▶ **RECORDS SHOWN**
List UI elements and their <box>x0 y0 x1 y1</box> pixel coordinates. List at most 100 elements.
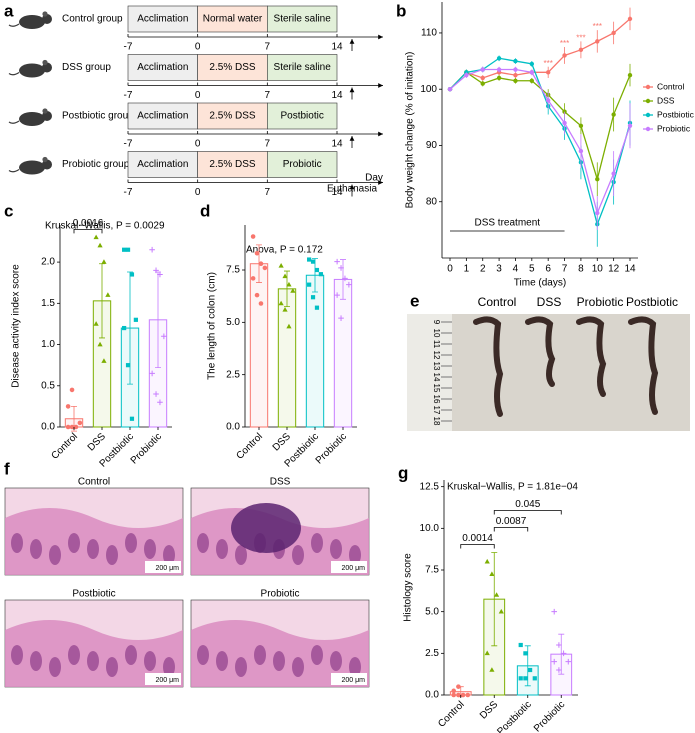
y-tick-label: 0.0 <box>425 690 439 701</box>
column-label: Control <box>478 295 517 309</box>
data-point <box>342 275 348 282</box>
y-axis-label: Histology score <box>403 553 414 622</box>
data-point <box>125 363 131 368</box>
data-point <box>484 558 490 564</box>
data-point <box>489 667 495 672</box>
data-point <box>254 250 260 256</box>
phase-box <box>197 5 268 33</box>
lymphoid <box>231 503 301 553</box>
chart-title: Anova, P = 0.172 <box>246 245 323 256</box>
panel-letter: b <box>396 1 406 20</box>
data-point <box>529 70 535 75</box>
phase-label: Sterile saline <box>274 62 332 73</box>
data-point <box>529 61 535 67</box>
scale-bg <box>145 561 181 573</box>
data-point <box>314 305 320 310</box>
ruler-number: 18 <box>432 417 441 426</box>
data-point <box>523 676 528 681</box>
day-label: 14 <box>331 42 343 53</box>
crypt <box>30 539 42 559</box>
data-point <box>65 424 71 430</box>
mouse-body <box>19 112 45 126</box>
phase-box <box>267 5 338 33</box>
x-tick-label: 12 <box>608 264 620 275</box>
data-point <box>122 247 127 252</box>
phase-label: Acclimation <box>137 14 188 25</box>
data-point <box>129 416 135 421</box>
panel-letter: f <box>4 459 10 478</box>
phase-label: Probiotic <box>283 159 322 170</box>
data-point <box>460 692 466 698</box>
crypt <box>349 657 361 677</box>
x-axis-label: Time (days) <box>514 278 566 289</box>
data-point <box>262 265 268 271</box>
data-point <box>101 259 107 264</box>
colon-specimen <box>473 316 504 417</box>
data-point <box>282 273 288 279</box>
y-tick-label: 110 <box>421 28 437 39</box>
data-point <box>69 387 75 393</box>
crypt <box>349 545 361 565</box>
data-point <box>307 257 312 262</box>
crypt <box>311 645 323 665</box>
phase-box <box>197 151 268 178</box>
comparison-bracket <box>493 510 562 515</box>
significance: *** <box>593 22 602 31</box>
scale-bg <box>145 673 181 685</box>
bar <box>333 278 353 428</box>
day-label: 7 <box>265 90 271 101</box>
day-label: 7 <box>265 42 271 53</box>
x-tick-label: Probiotic <box>129 431 164 466</box>
x-tick-label: 8 <box>578 264 584 275</box>
day-label: 0 <box>195 187 201 198</box>
data-point <box>578 148 584 154</box>
data-point <box>532 676 537 681</box>
data-point <box>565 658 572 665</box>
error-bar <box>491 552 498 647</box>
data-point <box>627 16 633 22</box>
mouse-tail <box>8 23 20 27</box>
colon-specimen <box>576 316 607 397</box>
data-point <box>133 317 138 322</box>
panel-letter: e <box>410 291 419 310</box>
data-point <box>129 272 135 277</box>
crypt <box>49 545 61 565</box>
x-tick-label: 4 <box>513 264 519 275</box>
data-point <box>480 81 485 86</box>
phase-box <box>267 54 338 81</box>
phase-label: Acclimation <box>137 159 188 170</box>
y-axis-label: The length of colon (cm) <box>207 272 218 380</box>
y-tick-label: 2.0 <box>41 257 55 268</box>
data-point <box>73 424 79 430</box>
data-point <box>282 306 288 312</box>
y-axis-label: Disease activity index score <box>11 264 22 388</box>
data-point <box>318 272 323 277</box>
data-point <box>157 271 163 278</box>
crypt <box>11 533 23 553</box>
day-label: 0 <box>195 139 201 150</box>
day-label: 7 <box>265 139 271 150</box>
data-point <box>465 692 471 698</box>
x-tick-label: DSS <box>478 699 501 722</box>
data-point <box>250 276 256 281</box>
y-tick-label: 1.0 <box>41 339 55 350</box>
data-point <box>338 265 344 271</box>
group-name: DSS group <box>62 62 111 73</box>
legend-label: Control <box>657 81 685 91</box>
legend-label: DSS <box>657 95 675 105</box>
scale-label: 200 μm <box>156 565 180 572</box>
group-name: Probiotic group <box>62 159 130 170</box>
data-point <box>334 292 340 298</box>
crypt <box>330 539 342 559</box>
crypt <box>235 545 247 565</box>
panel-letter: d <box>200 201 210 220</box>
crypt <box>144 651 156 671</box>
colon-specimen <box>525 316 556 387</box>
y-tick-label: 12.5 <box>420 481 440 492</box>
ruler-number: 16 <box>432 395 441 404</box>
comparison-p: 0.0087 <box>496 516 527 527</box>
data-point <box>65 404 71 409</box>
error-bar <box>312 258 318 293</box>
y-tick-label: 7.5 <box>425 565 439 576</box>
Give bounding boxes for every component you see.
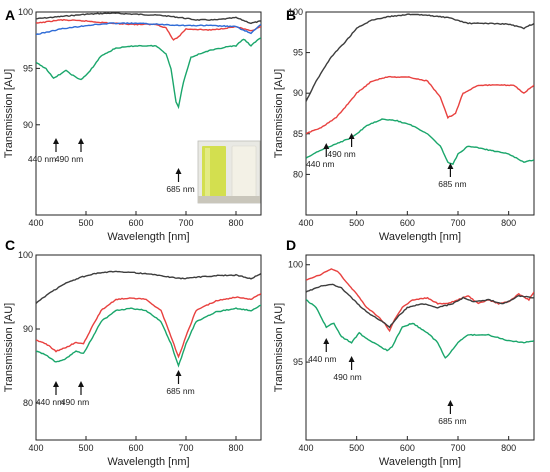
y-tick-label: 100 <box>288 260 303 270</box>
annotation-label: 490 nm <box>327 149 355 159</box>
y-tick-label: 85 <box>293 129 303 139</box>
y-axis-label: Transmission [AU] <box>273 303 285 392</box>
y-tick-label: 90 <box>293 88 303 98</box>
annotation-label: 685 nm <box>438 179 466 189</box>
y-tick-label: 80 <box>293 169 303 179</box>
x-tick-label: 400 <box>298 443 313 453</box>
chart-panel-c: C 400 500 600 700 800 80 90 100 Wavelength [nm] Tr… <box>3 237 262 468</box>
series-line <box>36 304 261 368</box>
x-axis-label: Wavelength [nm] <box>379 231 461 243</box>
annotation-arrowhead <box>53 381 59 387</box>
series-line <box>36 12 261 25</box>
annotation-arrowhead <box>175 168 182 174</box>
x-tick-label: 600 <box>400 443 415 453</box>
panel-label: A <box>5 7 15 23</box>
annotation-arrowhead <box>78 138 84 144</box>
y-tick-label: 100 <box>18 7 33 17</box>
panel-label: D <box>286 237 296 253</box>
annotation-arrowhead <box>53 138 59 144</box>
annotation-label: 440 nm <box>308 354 336 364</box>
series-line <box>36 292 261 359</box>
y-tick-label: 95 <box>293 357 303 367</box>
annotation-arrowhead <box>323 338 330 344</box>
series-line <box>36 22 261 36</box>
annotation-arrowhead <box>348 133 355 139</box>
x-tick-label: 800 <box>228 218 243 228</box>
series-line <box>306 75 534 135</box>
annotation-label: 440 nm <box>306 159 334 169</box>
x-tick-label: 400 <box>28 218 43 228</box>
x-tick-label: 500 <box>78 218 93 228</box>
chart-panel-b: B 400 500 600 700 800 80 85 90 95 100 Wavelength [n… <box>273 7 535 243</box>
x-tick-label: 700 <box>450 443 465 453</box>
cuvette-green-highlight <box>205 148 210 198</box>
x-axis-label: Wavelength [nm] <box>379 456 461 468</box>
x-tick-label: 800 <box>228 443 243 453</box>
y-axis-label: Transmission [AU] <box>3 69 15 158</box>
y-tick-label: 90 <box>23 324 33 334</box>
annotation-arrowhead <box>348 356 355 362</box>
series-line <box>306 13 534 102</box>
annotation-arrowhead <box>78 381 84 387</box>
y-tick-label: 95 <box>293 48 303 58</box>
x-tick-label: 700 <box>178 218 193 228</box>
x-tick-label: 500 <box>78 443 93 453</box>
x-tick-label: 500 <box>349 443 364 453</box>
annotation-label: 685 nm <box>438 416 466 426</box>
x-tick-label: 700 <box>450 218 465 228</box>
x-axis-label: Wavelength [nm] <box>107 456 189 468</box>
inset-base <box>198 196 260 203</box>
series-line <box>306 118 534 166</box>
annotation-arrowhead <box>447 400 454 406</box>
y-tick-label: 95 <box>23 63 33 73</box>
x-tick-label: 700 <box>178 443 193 453</box>
x-axis-label: Wavelength [nm] <box>107 231 189 243</box>
annotation-label: 490 nm <box>61 397 89 407</box>
plot-frame <box>305 254 535 441</box>
chart-panel-d: D 400 500 600 700 800 95 100 Wavelength [nm] Tran… <box>273 237 535 468</box>
plot-frame <box>35 11 262 216</box>
annotation-arrowhead <box>175 370 182 376</box>
cuvette-clear <box>231 145 257 201</box>
panel-label: C <box>5 237 15 253</box>
y-tick-label: 100 <box>288 7 303 17</box>
annotation-arrowhead <box>447 163 454 169</box>
x-tick-label: 800 <box>501 443 516 453</box>
series-line <box>36 270 261 304</box>
series-line <box>36 37 261 110</box>
plot-frame <box>305 11 535 216</box>
chart-panel-a: A 400 500 600 700 800 90 95 100 Wavelength [nm] Tr… <box>3 7 262 243</box>
annotation-label: 685 nm <box>166 386 194 396</box>
annotation-arrowhead <box>323 143 330 149</box>
annotation-label: 440 nm <box>28 154 56 164</box>
x-tick-label: 400 <box>28 443 43 453</box>
x-tick-label: 400 <box>298 218 313 228</box>
annotation-label: 490 nm <box>333 372 361 382</box>
annotation-label: 685 nm <box>166 184 194 194</box>
x-tick-label: 500 <box>349 218 364 228</box>
plot-frame <box>35 254 262 441</box>
x-tick-label: 600 <box>128 443 143 453</box>
y-axis-label: Transmission [AU] <box>273 69 285 158</box>
series-line <box>306 299 534 359</box>
y-tick-label: 80 <box>23 398 33 408</box>
y-tick-label: 90 <box>23 120 33 130</box>
series-line <box>306 283 534 329</box>
x-tick-label: 800 <box>501 218 516 228</box>
annotation-label: 490 nm <box>55 154 83 164</box>
annotation-label: 440 nm <box>36 397 64 407</box>
x-tick-label: 600 <box>400 218 415 228</box>
inset-cuvette-photo <box>197 140 261 204</box>
y-axis-label: Transmission [AU] <box>3 303 15 392</box>
panel-label: B <box>286 7 296 23</box>
series-line <box>36 18 261 41</box>
x-tick-label: 600 <box>128 218 143 228</box>
series-line <box>306 268 534 333</box>
y-tick-label: 100 <box>18 250 33 260</box>
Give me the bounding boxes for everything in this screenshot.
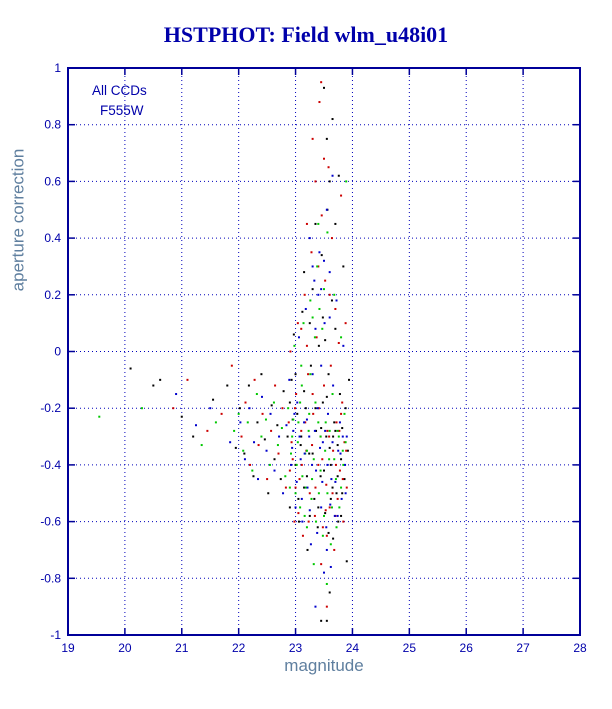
x-tick-label: 28 (573, 641, 587, 655)
x-tick-label: 19 (61, 641, 75, 655)
y-tick-label: 0.6 (44, 174, 61, 188)
points-ccd-black (129, 86, 351, 622)
y-tick-label: 1 (54, 61, 61, 75)
y-tick-label: -0.6 (40, 515, 61, 529)
x-tick-label: 26 (460, 641, 474, 655)
x-tick-labels: 19 20 21 22 23 24 25 26 27 28 (61, 641, 587, 655)
y-tick-label: 0.2 (44, 288, 61, 302)
y-tick-label: 0 (54, 345, 61, 359)
gridlines (68, 68, 580, 635)
y-tick-label: 0.8 (44, 118, 61, 132)
y-axis-label-container: aperture correction (2, 70, 34, 370)
plot-border (67, 67, 581, 636)
x-axis-label: magnitude (284, 656, 364, 675)
plot-annotation: F555W (100, 103, 144, 118)
points-ccd-green (98, 180, 348, 585)
x-tick-label: 24 (346, 641, 360, 655)
points-ccd-red (172, 81, 348, 608)
points-ccd-blue (175, 174, 348, 608)
y-tick-label: -0.8 (40, 571, 61, 585)
plot-annotation: All CCDs (92, 83, 147, 98)
page-title: HSTPHOT: Field wlm_u48i01 (163, 22, 449, 47)
x-tick-label: 27 (516, 641, 530, 655)
x-tick-label: 25 (403, 641, 417, 655)
y-tick-label: -1 (50, 628, 61, 642)
y-tick-label: -0.2 (40, 401, 61, 415)
x-tick-label: 20 (118, 641, 132, 655)
x-tick-label: 23 (289, 641, 303, 655)
x-tick-label: 21 (175, 641, 189, 655)
y-tick-label: 0.4 (44, 231, 61, 245)
y-tick-label: -0.4 (40, 458, 61, 472)
y-tick-labels: -1 -0.8 -0.6 -0.4 -0.2 0 0.2 0.4 0.6 0.8 1 (40, 61, 61, 642)
y-axis-label: aperture correction (8, 148, 27, 292)
x-tick-label: 22 (232, 641, 246, 655)
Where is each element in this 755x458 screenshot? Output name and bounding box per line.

▶ **DIRECTIVE**
Render as a numbered list, leaving out any blank lines, the lines that begin with the one containing "y-tick-label: 0.0 <box>425 690 439 701</box>" and end with the one containing "data-point <box>489 667 495 672</box>".

▶ **EXPECTED ANSWER**
1. y-tick-label: 0.0 <box>425 690 439 701</box>
2. column-label: Control <box>478 295 517 309</box>
3. data-point <box>342 275 348 282</box>
4. y-axis-label: Histology score <box>403 553 414 622</box>
5. data-point <box>125 363 131 368</box>
6. data-point <box>484 558 490 564</box>
7. data-point <box>489 667 495 672</box>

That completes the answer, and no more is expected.